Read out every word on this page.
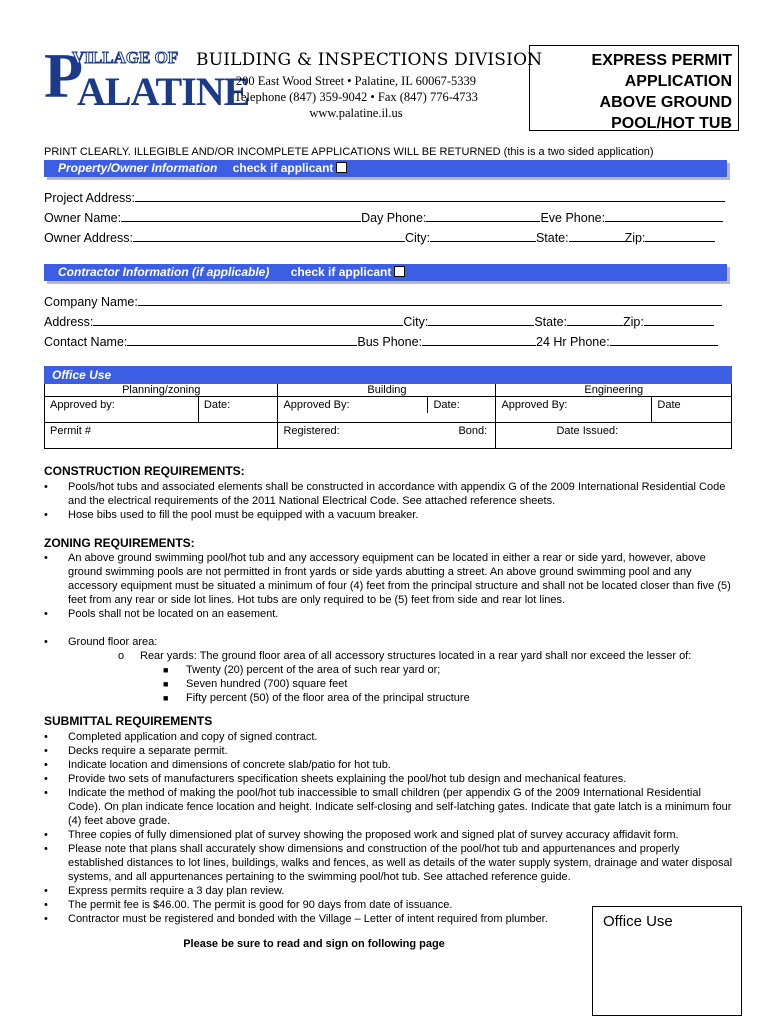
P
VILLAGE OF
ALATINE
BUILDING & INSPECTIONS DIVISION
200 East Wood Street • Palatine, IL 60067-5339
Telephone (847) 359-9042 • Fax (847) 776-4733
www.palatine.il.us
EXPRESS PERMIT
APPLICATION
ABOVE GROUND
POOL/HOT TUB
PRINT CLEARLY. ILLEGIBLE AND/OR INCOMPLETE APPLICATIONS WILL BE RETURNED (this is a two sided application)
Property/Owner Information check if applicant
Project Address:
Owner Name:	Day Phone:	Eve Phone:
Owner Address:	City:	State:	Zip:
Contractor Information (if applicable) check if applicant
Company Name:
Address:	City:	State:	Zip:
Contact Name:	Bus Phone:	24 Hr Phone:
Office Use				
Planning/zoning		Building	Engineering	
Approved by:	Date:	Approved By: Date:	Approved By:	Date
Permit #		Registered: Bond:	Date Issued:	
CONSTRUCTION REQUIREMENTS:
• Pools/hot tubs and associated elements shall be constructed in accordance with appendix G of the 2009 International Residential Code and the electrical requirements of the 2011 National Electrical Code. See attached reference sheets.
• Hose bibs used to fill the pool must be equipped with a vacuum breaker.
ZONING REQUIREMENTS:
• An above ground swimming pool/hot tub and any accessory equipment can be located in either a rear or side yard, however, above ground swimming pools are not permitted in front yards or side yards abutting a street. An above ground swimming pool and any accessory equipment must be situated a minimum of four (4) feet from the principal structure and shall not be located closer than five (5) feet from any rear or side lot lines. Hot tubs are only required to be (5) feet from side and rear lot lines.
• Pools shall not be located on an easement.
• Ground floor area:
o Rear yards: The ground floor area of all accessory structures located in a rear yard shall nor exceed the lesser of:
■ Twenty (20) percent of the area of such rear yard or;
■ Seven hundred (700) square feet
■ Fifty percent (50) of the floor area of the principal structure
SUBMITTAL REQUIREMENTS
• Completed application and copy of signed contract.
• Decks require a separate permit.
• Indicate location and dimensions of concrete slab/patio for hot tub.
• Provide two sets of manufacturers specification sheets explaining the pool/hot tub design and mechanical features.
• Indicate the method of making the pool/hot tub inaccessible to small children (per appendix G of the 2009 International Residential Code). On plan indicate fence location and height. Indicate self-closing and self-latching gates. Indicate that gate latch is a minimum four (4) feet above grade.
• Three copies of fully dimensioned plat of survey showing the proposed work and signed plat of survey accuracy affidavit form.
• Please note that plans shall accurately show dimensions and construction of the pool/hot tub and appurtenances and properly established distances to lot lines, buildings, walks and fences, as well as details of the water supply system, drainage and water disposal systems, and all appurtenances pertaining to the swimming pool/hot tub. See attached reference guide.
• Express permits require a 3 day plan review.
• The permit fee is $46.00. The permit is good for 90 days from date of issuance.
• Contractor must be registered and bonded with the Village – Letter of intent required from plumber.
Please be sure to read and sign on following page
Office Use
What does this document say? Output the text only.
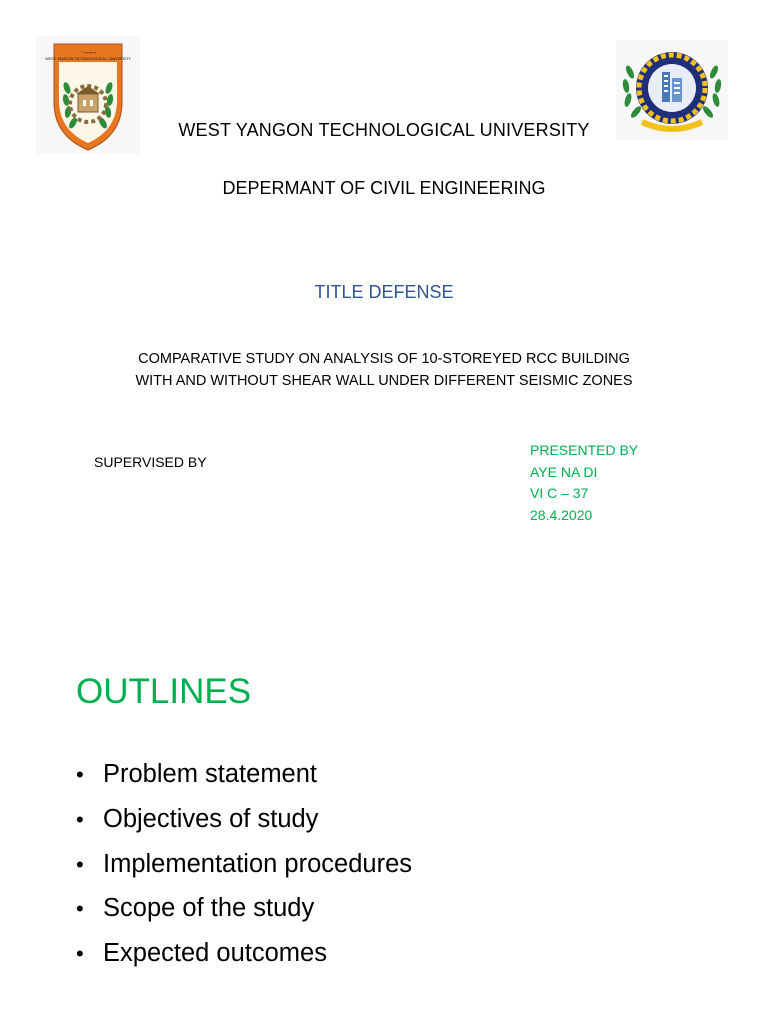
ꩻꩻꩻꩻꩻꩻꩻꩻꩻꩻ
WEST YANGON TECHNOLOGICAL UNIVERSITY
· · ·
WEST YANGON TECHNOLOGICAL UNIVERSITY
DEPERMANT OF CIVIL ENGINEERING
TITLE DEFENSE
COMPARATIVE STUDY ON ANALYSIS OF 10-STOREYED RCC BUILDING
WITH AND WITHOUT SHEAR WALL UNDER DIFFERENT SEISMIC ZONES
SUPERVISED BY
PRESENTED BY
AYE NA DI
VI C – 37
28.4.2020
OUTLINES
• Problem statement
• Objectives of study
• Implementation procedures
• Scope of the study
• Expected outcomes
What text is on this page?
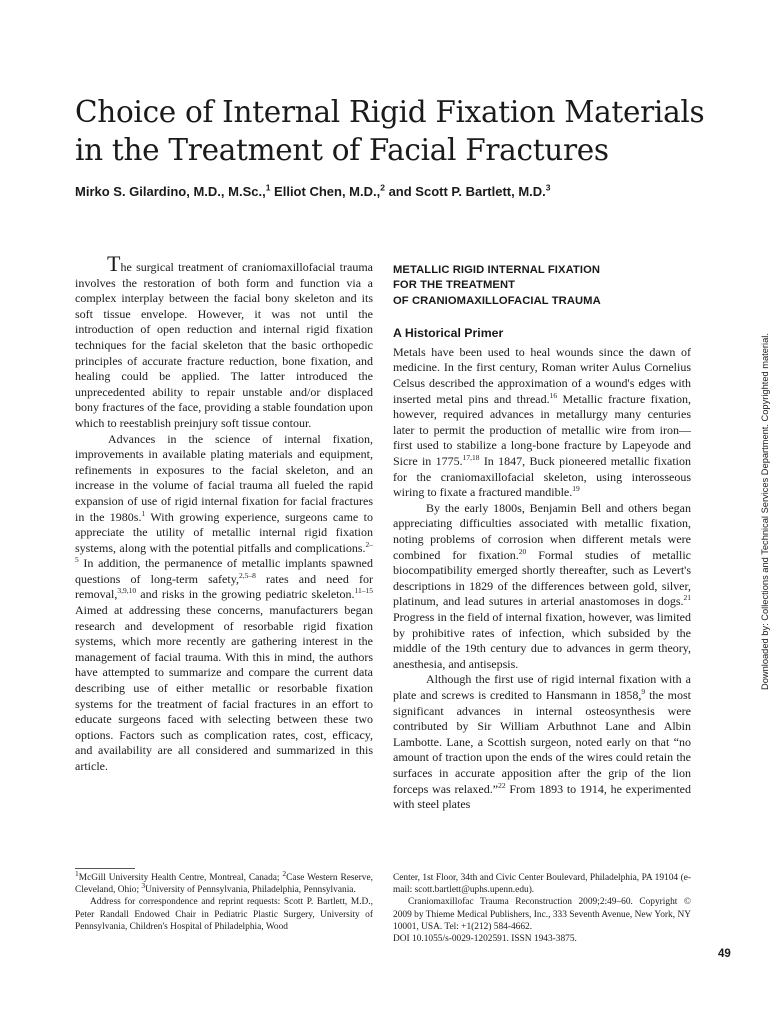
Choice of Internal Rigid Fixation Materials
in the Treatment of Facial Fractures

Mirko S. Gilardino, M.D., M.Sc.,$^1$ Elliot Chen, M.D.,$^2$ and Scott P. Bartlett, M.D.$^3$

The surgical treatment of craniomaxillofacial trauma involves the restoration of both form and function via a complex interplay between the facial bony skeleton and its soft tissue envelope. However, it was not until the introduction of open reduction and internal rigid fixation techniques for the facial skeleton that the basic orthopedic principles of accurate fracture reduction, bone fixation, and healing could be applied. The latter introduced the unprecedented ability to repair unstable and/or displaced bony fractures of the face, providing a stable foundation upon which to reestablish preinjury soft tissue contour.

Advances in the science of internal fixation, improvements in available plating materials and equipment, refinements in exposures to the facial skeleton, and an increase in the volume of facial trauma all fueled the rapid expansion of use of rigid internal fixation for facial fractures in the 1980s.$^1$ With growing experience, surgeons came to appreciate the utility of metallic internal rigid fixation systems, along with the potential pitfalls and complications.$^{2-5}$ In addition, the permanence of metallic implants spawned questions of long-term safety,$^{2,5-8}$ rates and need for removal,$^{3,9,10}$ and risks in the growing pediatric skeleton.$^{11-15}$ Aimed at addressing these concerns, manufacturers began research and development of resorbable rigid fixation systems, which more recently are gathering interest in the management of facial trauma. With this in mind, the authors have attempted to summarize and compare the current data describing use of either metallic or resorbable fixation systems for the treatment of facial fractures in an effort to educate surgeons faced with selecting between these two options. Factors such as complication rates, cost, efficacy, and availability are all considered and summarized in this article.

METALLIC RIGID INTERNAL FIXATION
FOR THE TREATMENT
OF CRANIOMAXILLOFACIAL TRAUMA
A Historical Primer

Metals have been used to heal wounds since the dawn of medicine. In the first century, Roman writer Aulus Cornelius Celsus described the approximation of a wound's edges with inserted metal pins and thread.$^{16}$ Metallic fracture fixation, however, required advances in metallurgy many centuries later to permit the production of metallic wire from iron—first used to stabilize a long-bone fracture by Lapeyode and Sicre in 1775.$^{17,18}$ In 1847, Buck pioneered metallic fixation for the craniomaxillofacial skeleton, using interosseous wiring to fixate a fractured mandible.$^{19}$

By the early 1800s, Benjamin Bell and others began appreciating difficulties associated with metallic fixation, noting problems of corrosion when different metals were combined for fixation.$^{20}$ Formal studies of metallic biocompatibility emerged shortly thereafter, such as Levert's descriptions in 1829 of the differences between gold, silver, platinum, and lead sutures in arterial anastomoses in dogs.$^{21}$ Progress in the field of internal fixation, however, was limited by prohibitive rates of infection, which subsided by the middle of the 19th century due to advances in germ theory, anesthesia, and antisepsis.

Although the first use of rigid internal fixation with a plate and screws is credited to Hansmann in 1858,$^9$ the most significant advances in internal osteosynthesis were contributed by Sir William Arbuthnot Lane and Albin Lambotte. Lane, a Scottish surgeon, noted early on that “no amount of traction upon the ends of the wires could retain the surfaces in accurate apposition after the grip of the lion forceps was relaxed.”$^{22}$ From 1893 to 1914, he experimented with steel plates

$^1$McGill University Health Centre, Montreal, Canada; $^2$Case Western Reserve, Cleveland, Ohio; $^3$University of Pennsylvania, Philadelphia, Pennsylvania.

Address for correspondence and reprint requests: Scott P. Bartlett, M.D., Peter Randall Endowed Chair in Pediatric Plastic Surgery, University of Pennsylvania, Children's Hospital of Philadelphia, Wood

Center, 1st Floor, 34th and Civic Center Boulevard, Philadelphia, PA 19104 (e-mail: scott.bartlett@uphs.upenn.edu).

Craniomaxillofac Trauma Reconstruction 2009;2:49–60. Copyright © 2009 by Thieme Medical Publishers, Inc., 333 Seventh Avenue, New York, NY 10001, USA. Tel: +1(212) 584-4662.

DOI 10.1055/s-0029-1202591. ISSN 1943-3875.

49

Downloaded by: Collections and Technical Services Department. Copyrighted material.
...
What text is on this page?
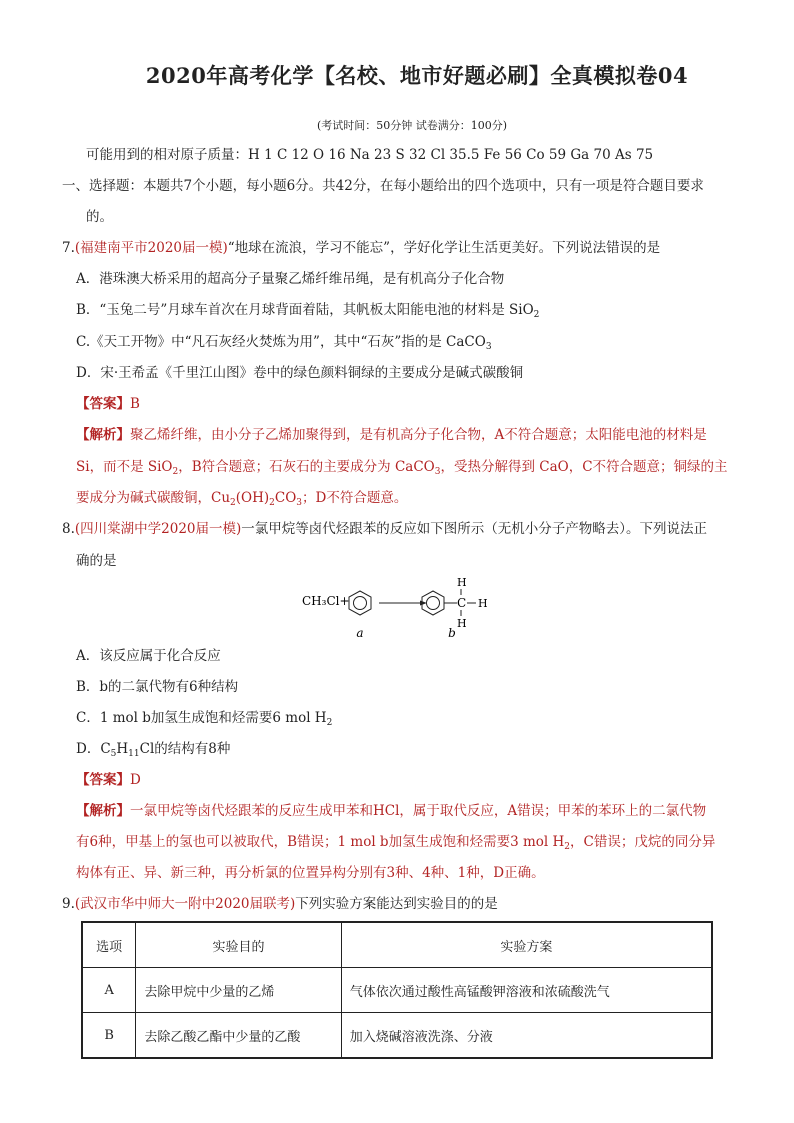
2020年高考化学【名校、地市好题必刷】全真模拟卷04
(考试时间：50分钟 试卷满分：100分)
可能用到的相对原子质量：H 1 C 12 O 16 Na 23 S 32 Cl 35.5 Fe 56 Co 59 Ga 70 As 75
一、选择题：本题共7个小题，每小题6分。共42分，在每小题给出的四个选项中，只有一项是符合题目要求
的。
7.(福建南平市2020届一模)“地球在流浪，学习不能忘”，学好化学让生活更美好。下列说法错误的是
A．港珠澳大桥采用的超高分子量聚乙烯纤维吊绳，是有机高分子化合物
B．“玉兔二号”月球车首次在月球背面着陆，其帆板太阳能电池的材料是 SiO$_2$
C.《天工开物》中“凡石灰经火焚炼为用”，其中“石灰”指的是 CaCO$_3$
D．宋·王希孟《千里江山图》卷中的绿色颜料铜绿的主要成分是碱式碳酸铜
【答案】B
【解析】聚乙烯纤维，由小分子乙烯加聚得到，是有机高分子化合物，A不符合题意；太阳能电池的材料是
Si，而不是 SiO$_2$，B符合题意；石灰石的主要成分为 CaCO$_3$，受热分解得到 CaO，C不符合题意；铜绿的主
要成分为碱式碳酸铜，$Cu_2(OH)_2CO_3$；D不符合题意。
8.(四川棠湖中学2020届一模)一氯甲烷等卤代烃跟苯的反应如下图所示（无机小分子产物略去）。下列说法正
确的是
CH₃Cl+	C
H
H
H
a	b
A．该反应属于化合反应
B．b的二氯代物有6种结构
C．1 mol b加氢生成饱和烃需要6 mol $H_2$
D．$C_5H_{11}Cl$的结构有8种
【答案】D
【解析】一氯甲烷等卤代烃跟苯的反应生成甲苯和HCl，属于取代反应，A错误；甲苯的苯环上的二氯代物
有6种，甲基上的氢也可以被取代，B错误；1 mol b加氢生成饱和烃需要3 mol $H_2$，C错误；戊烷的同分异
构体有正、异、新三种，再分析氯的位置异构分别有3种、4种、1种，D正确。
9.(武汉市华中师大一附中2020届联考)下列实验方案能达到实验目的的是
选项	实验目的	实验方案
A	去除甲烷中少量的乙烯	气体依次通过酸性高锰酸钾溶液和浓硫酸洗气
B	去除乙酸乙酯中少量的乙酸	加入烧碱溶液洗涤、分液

Stated problem:
Go through the records and show every line with the string "yards" in it.

Response to this exercise:
• An above ground swimming pool/hot tub and any accessory equipment can be located in either a rear or side yard, however, above ground swimming pools are not permitted in front yards or side yards abutting a street. An above ground swimming pool and any accessory equipment must be situated a minimum of four (4) feet from the principal structure and shall not be located closer than five (5) feet from any rear or side lot lines. Hot tubs are only required to be (5) feet from side and rear lot lines.
o Rear yards: The ground floor area of all accessory structures located in a rear yard shall nor exceed the lesser of:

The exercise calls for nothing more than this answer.